* **EXERCISE BRIEF**
Wherever the word "SKIPINK" appears in a line, copy that line.

--- BEGIN DATA LISTING ---

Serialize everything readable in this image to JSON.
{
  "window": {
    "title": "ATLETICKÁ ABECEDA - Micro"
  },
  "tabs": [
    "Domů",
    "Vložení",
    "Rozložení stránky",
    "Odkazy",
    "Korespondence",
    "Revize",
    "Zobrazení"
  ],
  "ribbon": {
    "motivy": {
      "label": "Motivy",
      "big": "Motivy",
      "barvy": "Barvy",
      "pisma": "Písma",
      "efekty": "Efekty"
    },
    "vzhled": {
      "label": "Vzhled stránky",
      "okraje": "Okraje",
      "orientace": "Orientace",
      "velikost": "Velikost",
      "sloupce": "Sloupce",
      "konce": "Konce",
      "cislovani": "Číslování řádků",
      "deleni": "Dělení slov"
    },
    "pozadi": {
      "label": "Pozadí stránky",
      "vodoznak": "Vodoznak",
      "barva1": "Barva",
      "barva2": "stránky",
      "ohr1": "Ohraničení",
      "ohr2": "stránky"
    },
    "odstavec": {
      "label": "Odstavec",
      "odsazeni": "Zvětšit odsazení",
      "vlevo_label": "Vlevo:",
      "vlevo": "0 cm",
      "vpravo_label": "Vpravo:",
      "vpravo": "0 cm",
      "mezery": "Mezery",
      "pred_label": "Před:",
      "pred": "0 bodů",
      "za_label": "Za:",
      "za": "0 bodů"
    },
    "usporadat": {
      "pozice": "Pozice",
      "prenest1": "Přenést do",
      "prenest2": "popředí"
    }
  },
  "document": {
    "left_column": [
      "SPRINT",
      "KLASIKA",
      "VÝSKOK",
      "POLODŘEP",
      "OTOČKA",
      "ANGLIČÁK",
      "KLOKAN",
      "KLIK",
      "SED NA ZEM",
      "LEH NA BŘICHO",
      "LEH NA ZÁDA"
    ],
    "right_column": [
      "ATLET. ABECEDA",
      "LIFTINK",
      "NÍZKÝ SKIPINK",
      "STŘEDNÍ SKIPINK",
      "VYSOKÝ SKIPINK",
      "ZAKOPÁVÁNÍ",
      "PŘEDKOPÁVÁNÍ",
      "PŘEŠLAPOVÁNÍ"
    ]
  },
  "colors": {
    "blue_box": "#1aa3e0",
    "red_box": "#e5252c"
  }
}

--- END DATA LISTING ---

* **RESULT FOR THIS EXERCISE**
      "NÍZKÝ SKIPINK",
      "STŘEDNÍ SKIPINK",
      "VYSOKÝ SKIPINK",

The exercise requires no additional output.